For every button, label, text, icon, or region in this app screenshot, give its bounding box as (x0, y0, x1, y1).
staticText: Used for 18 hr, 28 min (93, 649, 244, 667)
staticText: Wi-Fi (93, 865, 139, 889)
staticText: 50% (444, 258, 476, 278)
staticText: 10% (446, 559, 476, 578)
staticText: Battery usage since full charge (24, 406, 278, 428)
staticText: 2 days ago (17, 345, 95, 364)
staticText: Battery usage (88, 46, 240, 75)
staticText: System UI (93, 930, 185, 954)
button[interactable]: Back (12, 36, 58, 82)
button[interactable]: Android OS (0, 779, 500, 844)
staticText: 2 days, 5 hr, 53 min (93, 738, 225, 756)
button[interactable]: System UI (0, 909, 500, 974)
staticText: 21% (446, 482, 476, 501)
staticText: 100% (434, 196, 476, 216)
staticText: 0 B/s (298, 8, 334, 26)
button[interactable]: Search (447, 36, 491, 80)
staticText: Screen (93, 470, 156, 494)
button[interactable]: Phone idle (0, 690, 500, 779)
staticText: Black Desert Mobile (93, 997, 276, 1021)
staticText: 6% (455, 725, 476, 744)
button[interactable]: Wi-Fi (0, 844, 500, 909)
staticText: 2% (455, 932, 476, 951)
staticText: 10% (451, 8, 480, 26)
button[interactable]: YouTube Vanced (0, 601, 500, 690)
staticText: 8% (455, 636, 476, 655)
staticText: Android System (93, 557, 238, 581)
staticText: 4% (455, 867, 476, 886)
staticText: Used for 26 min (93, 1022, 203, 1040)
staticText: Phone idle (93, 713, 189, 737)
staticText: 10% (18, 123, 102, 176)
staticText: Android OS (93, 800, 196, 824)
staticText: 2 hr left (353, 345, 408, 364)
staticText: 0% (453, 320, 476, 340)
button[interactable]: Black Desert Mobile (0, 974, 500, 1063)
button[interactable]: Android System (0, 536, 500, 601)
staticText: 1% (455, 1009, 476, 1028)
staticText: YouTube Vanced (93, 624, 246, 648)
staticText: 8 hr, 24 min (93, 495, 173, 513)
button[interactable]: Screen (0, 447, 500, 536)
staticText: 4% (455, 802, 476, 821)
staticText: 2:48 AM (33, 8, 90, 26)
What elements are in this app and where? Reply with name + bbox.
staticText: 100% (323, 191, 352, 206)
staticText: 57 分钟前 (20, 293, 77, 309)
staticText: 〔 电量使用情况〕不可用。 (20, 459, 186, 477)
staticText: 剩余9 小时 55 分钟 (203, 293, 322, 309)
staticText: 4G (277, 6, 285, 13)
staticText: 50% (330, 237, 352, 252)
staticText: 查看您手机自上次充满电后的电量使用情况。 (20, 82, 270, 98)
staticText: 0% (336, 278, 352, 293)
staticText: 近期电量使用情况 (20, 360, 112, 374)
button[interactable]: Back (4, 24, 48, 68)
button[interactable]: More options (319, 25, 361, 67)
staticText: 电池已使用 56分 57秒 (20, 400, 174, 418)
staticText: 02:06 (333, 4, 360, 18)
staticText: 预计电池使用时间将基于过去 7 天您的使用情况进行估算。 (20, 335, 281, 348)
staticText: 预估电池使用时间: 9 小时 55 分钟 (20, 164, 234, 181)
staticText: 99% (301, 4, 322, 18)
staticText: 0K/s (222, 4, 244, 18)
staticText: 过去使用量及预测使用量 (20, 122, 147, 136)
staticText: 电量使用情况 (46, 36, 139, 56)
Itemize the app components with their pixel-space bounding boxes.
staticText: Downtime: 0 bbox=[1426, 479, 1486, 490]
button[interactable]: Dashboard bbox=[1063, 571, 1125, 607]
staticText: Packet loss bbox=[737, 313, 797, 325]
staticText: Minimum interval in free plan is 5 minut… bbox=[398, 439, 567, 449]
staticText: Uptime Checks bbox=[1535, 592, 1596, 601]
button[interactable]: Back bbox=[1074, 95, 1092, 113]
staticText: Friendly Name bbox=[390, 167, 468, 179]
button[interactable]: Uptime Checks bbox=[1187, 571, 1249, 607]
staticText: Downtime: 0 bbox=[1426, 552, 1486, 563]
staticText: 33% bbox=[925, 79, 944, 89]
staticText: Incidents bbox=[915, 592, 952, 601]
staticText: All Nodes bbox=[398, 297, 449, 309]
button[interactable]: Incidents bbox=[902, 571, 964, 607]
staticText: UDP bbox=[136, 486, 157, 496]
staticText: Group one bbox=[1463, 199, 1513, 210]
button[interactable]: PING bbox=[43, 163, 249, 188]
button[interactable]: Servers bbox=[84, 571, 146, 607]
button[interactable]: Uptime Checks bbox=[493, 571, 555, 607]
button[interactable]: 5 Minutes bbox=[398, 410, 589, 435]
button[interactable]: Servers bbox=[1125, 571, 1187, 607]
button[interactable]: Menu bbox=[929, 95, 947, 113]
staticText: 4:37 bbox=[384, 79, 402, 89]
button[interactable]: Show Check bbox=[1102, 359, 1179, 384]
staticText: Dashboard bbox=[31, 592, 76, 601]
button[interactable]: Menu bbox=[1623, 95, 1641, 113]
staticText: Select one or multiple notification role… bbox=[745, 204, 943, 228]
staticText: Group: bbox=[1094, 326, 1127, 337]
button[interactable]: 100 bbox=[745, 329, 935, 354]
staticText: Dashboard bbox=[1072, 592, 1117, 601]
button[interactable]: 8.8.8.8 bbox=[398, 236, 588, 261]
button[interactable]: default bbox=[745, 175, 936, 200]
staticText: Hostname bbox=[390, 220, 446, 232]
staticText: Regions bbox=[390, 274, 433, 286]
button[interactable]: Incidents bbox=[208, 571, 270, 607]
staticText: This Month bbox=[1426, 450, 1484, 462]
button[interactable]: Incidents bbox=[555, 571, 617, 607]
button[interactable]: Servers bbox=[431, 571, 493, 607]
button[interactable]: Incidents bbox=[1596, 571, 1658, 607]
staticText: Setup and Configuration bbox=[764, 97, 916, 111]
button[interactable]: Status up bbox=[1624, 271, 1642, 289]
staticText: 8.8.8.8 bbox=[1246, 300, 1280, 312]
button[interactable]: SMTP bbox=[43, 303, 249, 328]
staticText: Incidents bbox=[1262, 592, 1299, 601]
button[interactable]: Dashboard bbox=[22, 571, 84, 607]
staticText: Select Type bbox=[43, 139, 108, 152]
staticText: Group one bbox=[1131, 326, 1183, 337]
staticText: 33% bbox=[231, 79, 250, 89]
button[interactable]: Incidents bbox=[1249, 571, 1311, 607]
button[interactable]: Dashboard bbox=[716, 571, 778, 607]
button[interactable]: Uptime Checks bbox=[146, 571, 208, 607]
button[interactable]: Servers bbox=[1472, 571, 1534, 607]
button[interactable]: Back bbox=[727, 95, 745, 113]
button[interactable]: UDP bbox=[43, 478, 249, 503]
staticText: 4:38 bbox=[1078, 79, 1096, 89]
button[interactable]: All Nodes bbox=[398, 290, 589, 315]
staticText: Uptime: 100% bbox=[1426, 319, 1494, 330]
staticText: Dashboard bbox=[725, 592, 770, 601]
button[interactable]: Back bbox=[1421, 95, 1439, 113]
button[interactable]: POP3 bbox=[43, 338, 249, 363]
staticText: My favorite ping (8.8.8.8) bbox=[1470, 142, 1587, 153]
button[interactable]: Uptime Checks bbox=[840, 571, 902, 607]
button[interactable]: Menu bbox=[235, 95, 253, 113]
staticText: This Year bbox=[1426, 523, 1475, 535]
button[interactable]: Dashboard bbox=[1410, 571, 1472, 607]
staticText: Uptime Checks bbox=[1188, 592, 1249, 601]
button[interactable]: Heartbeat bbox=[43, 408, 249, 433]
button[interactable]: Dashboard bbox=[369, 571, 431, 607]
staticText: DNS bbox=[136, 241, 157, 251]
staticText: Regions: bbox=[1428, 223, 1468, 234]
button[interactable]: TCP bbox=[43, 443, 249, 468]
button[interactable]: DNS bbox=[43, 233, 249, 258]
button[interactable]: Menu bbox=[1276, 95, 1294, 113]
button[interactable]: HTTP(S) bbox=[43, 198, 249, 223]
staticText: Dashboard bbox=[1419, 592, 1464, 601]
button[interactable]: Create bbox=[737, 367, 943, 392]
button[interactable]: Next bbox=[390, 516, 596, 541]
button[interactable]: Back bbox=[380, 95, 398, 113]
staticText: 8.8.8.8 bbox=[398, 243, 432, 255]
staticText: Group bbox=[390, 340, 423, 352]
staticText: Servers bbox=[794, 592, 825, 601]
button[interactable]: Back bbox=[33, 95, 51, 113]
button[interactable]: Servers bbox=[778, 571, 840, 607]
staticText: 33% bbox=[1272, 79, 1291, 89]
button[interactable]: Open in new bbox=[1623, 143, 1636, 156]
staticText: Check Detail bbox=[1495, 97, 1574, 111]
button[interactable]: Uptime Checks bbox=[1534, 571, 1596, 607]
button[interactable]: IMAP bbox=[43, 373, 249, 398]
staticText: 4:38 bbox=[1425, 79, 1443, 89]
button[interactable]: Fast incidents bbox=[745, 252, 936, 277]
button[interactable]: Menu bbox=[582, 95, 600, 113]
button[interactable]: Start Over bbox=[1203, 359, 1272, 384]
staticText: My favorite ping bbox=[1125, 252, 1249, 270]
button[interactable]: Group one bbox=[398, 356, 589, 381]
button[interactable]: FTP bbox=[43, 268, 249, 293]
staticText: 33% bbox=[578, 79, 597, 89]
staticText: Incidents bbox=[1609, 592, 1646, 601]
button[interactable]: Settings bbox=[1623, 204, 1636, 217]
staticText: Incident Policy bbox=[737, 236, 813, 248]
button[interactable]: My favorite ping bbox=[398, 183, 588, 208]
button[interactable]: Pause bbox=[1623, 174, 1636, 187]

* * * * * * *

> [Stated goal]:
Please reproduce the lines above, from the very first one through the line containing "staticText: 8 hr, 24 min (93, 495, 173, 513)", unchanged.

> [Task response]:
For every button, label, text, icon, or region in this app screenshot, give its bounding box as (x0, y0, x1, y1).
staticText: Used for 18 hr, 28 min (93, 649, 244, 667)
staticText: Wi-Fi (93, 865, 139, 889)
staticText: 50% (444, 258, 476, 278)
staticText: 10% (446, 559, 476, 578)
staticText: Battery usage since full charge (24, 406, 278, 428)
staticText: 2 days ago (17, 345, 95, 364)
staticText: Battery usage (88, 46, 240, 75)
staticText: System UI (93, 930, 185, 954)
button[interactable]: Back (12, 36, 58, 82)
button[interactable]: Android OS (0, 779, 500, 844)
staticText: 2 days, 5 hr, 53 min (93, 738, 225, 756)
button[interactable]: System UI (0, 909, 500, 974)
staticText: 21% (446, 482, 476, 501)
staticText: 100% (434, 196, 476, 216)
staticText: 0 B/s (298, 8, 334, 26)
button[interactable]: Search (447, 36, 491, 80)
staticText: Screen (93, 470, 156, 494)
button[interactable]: Phone idle (0, 690, 500, 779)
staticText: Black Desert Mobile (93, 997, 276, 1021)
staticText: 6% (455, 725, 476, 744)
button[interactable]: Wi-Fi (0, 844, 500, 909)
staticText: 2% (455, 932, 476, 951)
staticText: 10% (451, 8, 480, 26)
button[interactable]: YouTube Vanced (0, 601, 500, 690)
staticText: 8% (455, 636, 476, 655)
staticText: Android System (93, 557, 238, 581)
staticText: 4% (455, 867, 476, 886)
staticText: Used for 26 min (93, 1022, 203, 1040)
staticText: Phone idle (93, 713, 189, 737)
staticText: 10% (18, 123, 102, 176)
staticText: Android OS (93, 800, 196, 824)
staticText: 2 hr left (353, 345, 408, 364)
staticText: 0% (453, 320, 476, 340)
button[interactable]: Black Desert Mobile (0, 974, 500, 1063)
button[interactable]: Android System (0, 536, 500, 601)
staticText: 1% (455, 1009, 476, 1028)
staticText: YouTube Vanced (93, 624, 246, 648)
staticText: 8 hr, 24 min (93, 495, 173, 513)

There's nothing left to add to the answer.